### Direction
Locate the line that contains "Read this page and output its text content.". Reproduce it and all following lines up to the end of the material, exactly and with nothing added.

########################################

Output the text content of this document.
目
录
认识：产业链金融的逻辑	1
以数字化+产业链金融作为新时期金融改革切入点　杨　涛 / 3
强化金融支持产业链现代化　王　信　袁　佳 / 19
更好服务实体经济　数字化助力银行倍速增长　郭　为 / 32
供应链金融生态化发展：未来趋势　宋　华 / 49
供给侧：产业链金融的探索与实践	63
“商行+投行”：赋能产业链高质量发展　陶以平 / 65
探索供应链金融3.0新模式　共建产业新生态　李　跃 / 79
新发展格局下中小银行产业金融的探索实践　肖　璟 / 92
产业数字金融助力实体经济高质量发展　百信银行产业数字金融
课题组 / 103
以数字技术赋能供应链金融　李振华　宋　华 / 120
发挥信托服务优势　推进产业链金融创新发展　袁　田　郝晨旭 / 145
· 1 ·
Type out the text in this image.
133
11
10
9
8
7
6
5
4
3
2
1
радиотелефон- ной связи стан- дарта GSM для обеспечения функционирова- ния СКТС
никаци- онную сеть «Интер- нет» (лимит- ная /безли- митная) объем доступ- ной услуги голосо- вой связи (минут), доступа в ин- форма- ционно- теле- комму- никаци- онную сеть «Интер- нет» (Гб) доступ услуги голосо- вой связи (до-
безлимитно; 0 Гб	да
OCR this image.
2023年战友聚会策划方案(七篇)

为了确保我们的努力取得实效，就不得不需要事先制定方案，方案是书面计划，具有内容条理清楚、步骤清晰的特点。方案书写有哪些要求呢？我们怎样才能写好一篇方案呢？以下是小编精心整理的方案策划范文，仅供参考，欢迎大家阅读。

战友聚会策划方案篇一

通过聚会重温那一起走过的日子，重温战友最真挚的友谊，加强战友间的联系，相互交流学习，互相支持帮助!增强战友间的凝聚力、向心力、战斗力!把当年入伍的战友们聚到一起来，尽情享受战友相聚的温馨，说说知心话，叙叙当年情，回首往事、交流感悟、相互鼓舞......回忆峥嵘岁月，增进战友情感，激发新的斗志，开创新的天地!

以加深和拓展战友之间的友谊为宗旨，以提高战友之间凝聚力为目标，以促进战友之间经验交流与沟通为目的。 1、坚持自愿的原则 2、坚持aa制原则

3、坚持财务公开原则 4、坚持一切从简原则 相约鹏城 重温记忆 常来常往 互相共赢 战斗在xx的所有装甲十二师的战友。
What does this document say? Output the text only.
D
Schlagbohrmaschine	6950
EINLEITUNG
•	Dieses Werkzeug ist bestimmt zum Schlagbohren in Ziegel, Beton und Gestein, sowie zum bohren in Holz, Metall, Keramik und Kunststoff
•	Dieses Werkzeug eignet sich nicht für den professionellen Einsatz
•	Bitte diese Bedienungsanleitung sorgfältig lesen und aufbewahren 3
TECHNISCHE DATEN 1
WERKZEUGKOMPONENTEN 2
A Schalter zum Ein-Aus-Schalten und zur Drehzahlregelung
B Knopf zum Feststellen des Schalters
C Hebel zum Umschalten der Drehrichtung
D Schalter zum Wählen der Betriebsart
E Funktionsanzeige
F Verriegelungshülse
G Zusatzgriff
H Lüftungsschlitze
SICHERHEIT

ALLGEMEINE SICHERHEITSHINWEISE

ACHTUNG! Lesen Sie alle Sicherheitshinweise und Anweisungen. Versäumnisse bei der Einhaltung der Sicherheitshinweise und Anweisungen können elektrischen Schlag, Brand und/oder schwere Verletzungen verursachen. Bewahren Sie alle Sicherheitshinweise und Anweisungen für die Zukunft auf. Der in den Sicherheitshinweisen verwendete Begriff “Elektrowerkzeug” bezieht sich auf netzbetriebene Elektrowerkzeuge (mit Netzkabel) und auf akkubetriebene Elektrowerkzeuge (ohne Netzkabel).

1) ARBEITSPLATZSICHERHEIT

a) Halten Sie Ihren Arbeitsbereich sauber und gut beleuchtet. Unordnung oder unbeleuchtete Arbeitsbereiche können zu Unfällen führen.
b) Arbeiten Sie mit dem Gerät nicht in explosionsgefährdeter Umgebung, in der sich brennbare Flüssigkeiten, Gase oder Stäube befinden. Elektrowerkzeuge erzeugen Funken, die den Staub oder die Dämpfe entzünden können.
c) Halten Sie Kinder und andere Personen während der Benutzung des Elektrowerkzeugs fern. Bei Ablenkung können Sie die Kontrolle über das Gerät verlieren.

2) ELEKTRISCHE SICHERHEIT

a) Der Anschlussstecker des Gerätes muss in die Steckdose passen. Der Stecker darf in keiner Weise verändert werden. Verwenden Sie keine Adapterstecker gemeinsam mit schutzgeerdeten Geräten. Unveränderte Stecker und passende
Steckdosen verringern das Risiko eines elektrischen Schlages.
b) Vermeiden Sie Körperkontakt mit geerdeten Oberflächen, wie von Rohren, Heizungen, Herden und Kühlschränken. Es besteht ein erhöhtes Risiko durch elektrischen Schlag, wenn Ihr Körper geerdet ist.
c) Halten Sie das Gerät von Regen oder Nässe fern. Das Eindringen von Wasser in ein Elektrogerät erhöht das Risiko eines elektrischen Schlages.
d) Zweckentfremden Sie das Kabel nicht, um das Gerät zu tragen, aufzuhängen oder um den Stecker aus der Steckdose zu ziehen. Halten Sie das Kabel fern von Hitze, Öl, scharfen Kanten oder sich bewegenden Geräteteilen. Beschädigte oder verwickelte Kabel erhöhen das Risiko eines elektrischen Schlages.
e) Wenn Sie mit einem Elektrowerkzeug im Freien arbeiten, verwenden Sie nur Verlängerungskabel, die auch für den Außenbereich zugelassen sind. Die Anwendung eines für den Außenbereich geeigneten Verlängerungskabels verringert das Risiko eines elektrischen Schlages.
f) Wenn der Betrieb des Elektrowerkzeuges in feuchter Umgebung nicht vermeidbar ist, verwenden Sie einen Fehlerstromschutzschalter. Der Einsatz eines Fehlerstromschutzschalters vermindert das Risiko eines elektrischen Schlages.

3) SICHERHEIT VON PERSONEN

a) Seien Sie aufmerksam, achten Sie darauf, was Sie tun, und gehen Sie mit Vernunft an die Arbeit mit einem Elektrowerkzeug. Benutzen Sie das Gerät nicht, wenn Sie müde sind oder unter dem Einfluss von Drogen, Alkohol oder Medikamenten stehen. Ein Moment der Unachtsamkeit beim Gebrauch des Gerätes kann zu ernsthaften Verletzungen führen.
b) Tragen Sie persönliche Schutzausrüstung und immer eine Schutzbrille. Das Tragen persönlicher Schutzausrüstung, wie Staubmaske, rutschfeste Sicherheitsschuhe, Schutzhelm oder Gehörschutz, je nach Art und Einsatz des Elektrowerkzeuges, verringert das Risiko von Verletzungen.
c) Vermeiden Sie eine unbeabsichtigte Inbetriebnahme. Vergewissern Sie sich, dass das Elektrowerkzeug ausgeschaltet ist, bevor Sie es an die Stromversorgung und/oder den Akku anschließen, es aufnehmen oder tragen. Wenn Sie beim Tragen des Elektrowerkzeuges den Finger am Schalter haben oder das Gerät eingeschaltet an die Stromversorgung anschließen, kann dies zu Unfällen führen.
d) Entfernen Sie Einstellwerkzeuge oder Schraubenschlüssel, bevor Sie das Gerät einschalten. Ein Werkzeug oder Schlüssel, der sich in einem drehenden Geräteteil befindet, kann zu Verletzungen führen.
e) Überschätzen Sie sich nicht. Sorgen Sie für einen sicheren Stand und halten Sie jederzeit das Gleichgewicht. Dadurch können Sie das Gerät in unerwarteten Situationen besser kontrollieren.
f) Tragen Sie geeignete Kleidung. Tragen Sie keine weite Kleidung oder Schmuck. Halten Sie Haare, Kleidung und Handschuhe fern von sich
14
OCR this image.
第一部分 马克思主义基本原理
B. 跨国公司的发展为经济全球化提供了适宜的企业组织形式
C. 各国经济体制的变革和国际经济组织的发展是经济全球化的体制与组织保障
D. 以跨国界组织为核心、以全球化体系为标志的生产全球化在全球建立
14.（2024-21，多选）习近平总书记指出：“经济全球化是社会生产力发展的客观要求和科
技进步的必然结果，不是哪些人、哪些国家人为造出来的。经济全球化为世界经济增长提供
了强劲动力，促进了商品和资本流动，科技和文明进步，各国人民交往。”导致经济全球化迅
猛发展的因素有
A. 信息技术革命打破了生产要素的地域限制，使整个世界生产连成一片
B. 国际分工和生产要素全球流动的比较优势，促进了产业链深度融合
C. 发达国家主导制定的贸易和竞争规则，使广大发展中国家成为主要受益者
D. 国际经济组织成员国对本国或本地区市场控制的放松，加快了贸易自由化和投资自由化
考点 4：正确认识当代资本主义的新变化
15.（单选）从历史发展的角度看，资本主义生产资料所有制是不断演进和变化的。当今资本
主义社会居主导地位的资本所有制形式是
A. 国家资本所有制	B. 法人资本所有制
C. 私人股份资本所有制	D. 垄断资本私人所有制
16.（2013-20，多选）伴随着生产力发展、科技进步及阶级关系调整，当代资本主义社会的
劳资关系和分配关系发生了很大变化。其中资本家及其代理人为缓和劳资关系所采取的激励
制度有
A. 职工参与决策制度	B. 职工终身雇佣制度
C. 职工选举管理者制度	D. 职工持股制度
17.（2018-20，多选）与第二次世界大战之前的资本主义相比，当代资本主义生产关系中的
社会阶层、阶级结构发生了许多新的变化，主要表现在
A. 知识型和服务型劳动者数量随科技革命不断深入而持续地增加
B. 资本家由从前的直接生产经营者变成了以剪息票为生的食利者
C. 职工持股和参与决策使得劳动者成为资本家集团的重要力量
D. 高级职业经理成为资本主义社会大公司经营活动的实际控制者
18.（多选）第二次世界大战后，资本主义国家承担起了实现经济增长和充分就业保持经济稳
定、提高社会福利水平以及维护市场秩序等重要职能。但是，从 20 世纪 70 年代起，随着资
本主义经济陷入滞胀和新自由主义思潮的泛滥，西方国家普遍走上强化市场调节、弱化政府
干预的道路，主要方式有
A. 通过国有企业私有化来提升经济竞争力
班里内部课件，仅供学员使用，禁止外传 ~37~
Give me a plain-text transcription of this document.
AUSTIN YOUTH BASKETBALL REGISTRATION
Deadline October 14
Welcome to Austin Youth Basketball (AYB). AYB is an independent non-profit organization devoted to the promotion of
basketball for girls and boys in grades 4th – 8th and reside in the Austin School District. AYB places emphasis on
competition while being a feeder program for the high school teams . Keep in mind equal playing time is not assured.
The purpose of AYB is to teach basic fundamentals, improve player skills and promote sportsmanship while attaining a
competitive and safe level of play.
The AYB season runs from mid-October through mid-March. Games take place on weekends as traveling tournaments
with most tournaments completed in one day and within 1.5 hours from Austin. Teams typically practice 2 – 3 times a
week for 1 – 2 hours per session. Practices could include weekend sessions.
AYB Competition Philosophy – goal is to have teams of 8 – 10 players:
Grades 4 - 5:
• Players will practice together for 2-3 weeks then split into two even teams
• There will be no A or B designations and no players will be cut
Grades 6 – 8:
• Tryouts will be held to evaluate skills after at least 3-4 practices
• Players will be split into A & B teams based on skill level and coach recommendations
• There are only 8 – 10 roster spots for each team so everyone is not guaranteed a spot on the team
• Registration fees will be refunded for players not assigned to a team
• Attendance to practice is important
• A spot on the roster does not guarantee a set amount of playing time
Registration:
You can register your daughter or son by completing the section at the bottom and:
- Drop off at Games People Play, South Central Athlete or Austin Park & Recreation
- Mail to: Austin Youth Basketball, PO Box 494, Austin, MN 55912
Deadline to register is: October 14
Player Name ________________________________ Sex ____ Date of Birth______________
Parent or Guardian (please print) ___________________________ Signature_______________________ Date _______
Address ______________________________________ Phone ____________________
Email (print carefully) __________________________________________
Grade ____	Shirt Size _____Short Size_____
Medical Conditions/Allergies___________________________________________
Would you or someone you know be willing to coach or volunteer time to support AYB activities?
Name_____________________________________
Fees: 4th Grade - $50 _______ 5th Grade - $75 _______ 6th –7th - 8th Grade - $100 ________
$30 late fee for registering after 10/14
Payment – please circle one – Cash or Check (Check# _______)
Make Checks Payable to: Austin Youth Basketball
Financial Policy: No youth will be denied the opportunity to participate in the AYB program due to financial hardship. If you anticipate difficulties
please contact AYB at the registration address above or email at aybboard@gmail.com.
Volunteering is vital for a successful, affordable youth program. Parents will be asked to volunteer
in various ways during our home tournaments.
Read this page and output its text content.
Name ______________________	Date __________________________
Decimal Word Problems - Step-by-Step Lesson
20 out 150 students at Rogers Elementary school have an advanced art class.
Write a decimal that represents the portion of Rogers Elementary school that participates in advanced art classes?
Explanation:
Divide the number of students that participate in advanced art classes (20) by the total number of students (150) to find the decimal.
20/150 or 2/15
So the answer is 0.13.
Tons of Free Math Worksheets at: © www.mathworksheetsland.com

########################################

### Exercise solution
Read this page and output its text content.
Name ______________________	Date __________________________
Decimal Word Problems - Step-by-Step Lesson
20 out 150 students at Rogers Elementary school have an advanced art class.
Write a decimal that represents the portion of Rogers Elementary school that participates in advanced art classes?
Explanation:
Divide the number of students that participate in advanced art classes (20) by the total number of students (150) to find the decimal.
20/150 or 2/15
So the answer is 0.13.
Tons of Free Math Worksheets at: © www.mathworksheetsland.com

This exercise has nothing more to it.